**Task goal**
Copy out each line featuring the string "Pencemaran" from the entries beneath.
[start]
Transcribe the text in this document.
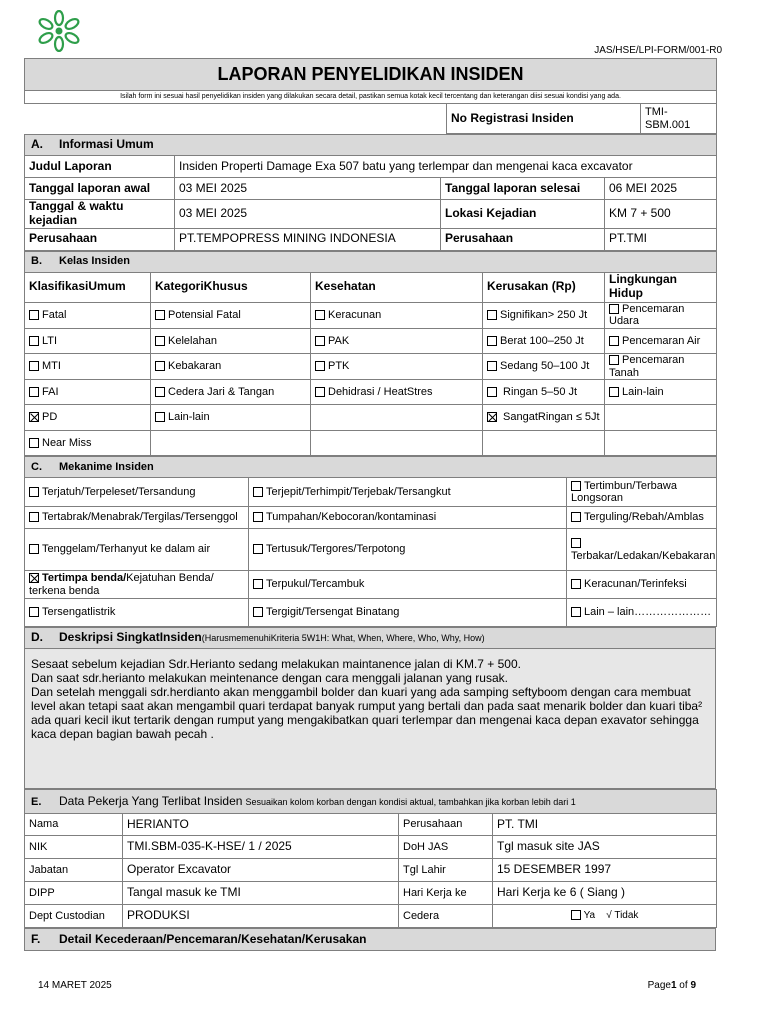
JAS/HSE/LPI-FORM/001-R0
LAPORAN PENYELIDIKAN INSIDEN
Isilah form ini sesuai hasil penyelidikan insiden yang dilakukan secara detail, pastikan semua kotak kecil tercentang dan keterangan diisi sesuai kondisi yang ada.
	No Registrasi Insiden	TMI-SBM.001
A. Informasi Umum			
Judul Laporan	Insiden Properti Damage Exa 507 batu yang terlempar dan mengenai kaca excavator		
Tanggal laporan awal	03 MEI 2025	Tanggal laporan selesai	06 MEI 2025
Tanggal & waktu kejadian	03 MEI 2025	Lokasi Kejadian	KM 7 + 500
Perusahaan	PT.TEMPOPRESS MINING INDONESIA	Perusahaan	PT.TMI
B. Kelas Insiden				
KlasifikasiUmum	KategoriKhusus	Kesehatan	Kerusakan (Rp)	Lingkungan Hidup
Fatal	Potensial Fatal	Keracunan	Signifikan> 250 Jt	Pencemaran Udara
LTI	Kelelahan	PAK	Berat 100–250 Jt	Pencemaran Air
MTI	Kebakaran	PTK	Sedang 50–100 Jt	Pencemaran Tanah
FAI	Cedera Jari & Tangan	Dehidrasi / HeatStres	Ringan 5–50 Jt	Lain-lain
PD	Lain-lain		SangatRingan ≤ 5Jt	
Near Miss				
C. Mekanime Insiden		
Terjatuh/Terpeleset/Tersandung	Terjepit/Terhimpit/Terjebak/Tersangkut	Tertimbun/Terbawa Longsoran
Tertabrak/Menabrak/Tergilas/Tersenggol	Tumpahan/Kebocoran/kontaminasi	Terguling/Rebah/Amblas
Tenggelam/Terhanyut ke dalam air	Tertusuk/Tergores/Terpotong	Terbakar/Ledakan/Kebakaran
Tertimpa benda/Kejatuhan Benda/ terkena benda	Terpukul/Tercambuk	Keracunan/Terinfeksi
Tersengatlistrik	Tergigit/Tersengat Binatang	Lain – lain…………………
D. Deskripsi SingkatInsiden(HarusmemenuhiKriteria 5W1H: What, When, Where, Who, Why, How)

Sesaat sebelum kejadian Sdr.Herianto sedang melakukan maintanence jalan di KM.7 + 500.

Dan saat sdr.herianto melakukan meintenance dengan cara menggali jalanan yang rusak.

Dan setelah menggali sdr.herdianto akan menggambil bolder dan kuari yang ada samping seftyboom dengan cara membuat level akan tetapi saat akan mengambil quari terdapat banyak rumput yang bertali dan pada saat menarik bolder dan kuari tiba² ada quari kecil ikut tertarik dengan rumput yang mengakibatkan quari terlempar dan mengenai kaca depan exavator sehingga kaca depan bagian bawah pecah .

E. Data Pekerja Yang Terlibat Insiden Sesuaikan kolom korban dengan kondisi aktual, tambahkan jika korban lebih dari 1			
Nama	HERIANTO	Perusahaan	PT. TMI
NIK	TMI.SBM-035-K-HSE/ 1 / 2025	DoH JAS	Tgl masuk site JAS
Jabatan	Operator Excavator	Tgl Lahir	15 DESEMBER 1997
DIPP	Tangal masuk ke TMI	Hari Kerja ke	Hari Kerja ke 6 ( Siang )
Dept Custodian	PRODUKSI	Cedera	Ya √ Tidak
F. Detail Kecederaan/Pencemaran/Kesehatan/Kerusakan
14 MARET 2025	Page1 of 9
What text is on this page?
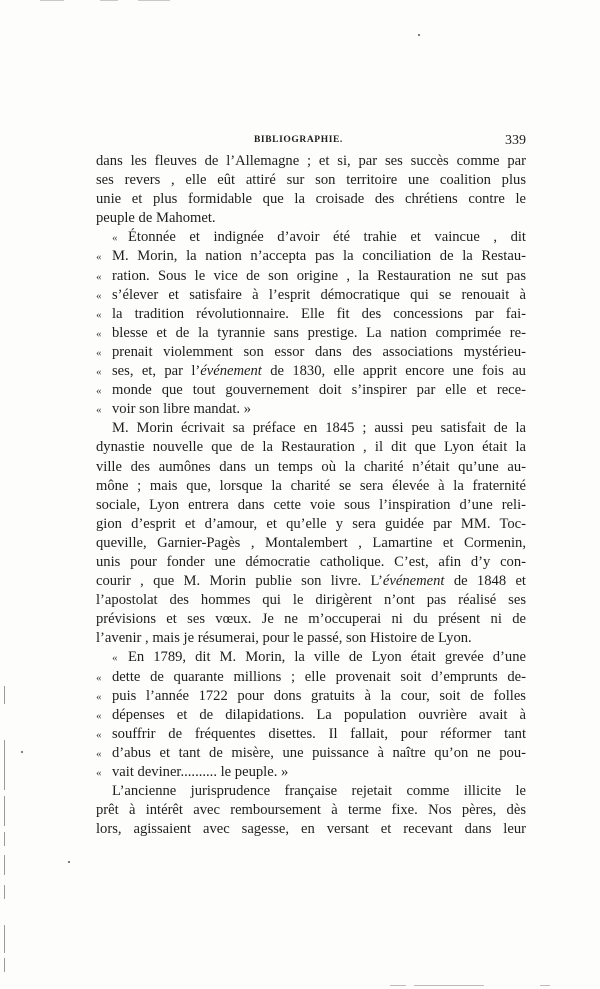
BIBLIOGRAPHIE.	339
dans les fleuves de l’Allemagne ; et si, par ses succès comme par
ses revers , elle eût attiré sur son territoire une coalition plus
unie et plus formidable que la croisade des chrétiens contre le
peuple de Mahomet.
« Étonnée et indignée d’avoir été trahie et vaincue , dit
« M. Morin, la nation n’accepta pas la conciliation de la Restau-
« ration. Sous le vice de son origine , la Restauration ne sut pas
« s’élever et satisfaire à l’esprit démocratique qui se renouait à
« la tradition révolutionnaire. Elle fit des concessions par fai-
« blesse et de la tyrannie sans prestige. La nation comprimée re-
« prenait violemment son essor dans des associations mystérieu-
« ses, et, par l’événement de 1830, elle apprit encore une fois au
« monde que tout gouvernement doit s’inspirer par elle et rece-
« voir son libre mandat. »
M. Morin écrivait sa préface en 1845 ; aussi peu satisfait de la
dynastie nouvelle que de la Restauration , il dit que Lyon était la
ville des aumônes dans un temps où la charité n’était qu’une au-
mône ; mais que, lorsque la charité se sera élevée à la fraternité
sociale, Lyon entrera dans cette voie sous l’inspiration d’une reli-
gion d’esprit et d’amour, et qu’elle y sera guidée par MM. Toc-
queville, Garnier-Pagès , Montalembert , Lamartine et Cormenin,
unis pour fonder une démocratie catholique. C’est, afin d’y con-
courir , que M. Morin publie son livre. L’événement de 1848 et
l’apostolat des hommes qui le dirigèrent n’ont pas réalisé ses
prévisions et ses vœux. Je ne m’occuperai ni du présent ni de
l’avenir , mais je résumerai, pour le passé, son Histoire de Lyon.
« En 1789, dit M. Morin, la ville de Lyon était grevée d’une
« dette de quarante millions ; elle provenait soit d’emprunts de-
« puis l’année 1722 pour dons gratuits à la cour, soit de folles
« dépenses et de dilapidations. La population ouvrière avait à
« souffrir de fréquentes disettes. Il fallait, pour réformer tant
« d’abus et tant de misère, une puissance à naître qu’on ne pou-
« vait deviner.......... le peuple. »
L’ancienne jurisprudence française rejetait comme illicite le
prêt à intérêt avec remboursement à terme fixe. Nos pères, dès
lors, agissaient avec sagesse, en versant et recevant dans leur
[end]
**Task output**
Fatal	Potensial Fatal	Keracunan	Signifikan> 250 Jt	Pencemaran Udara
LTI	Kelelahan	PAK	Berat 100–250 Jt	Pencemaran Air
MTI	Kebakaran	PTK	Sedang 50–100 Jt	Pencemaran Tanah
F. Detail Kecederaan/Pencemaran/Kesehatan/Kerusakan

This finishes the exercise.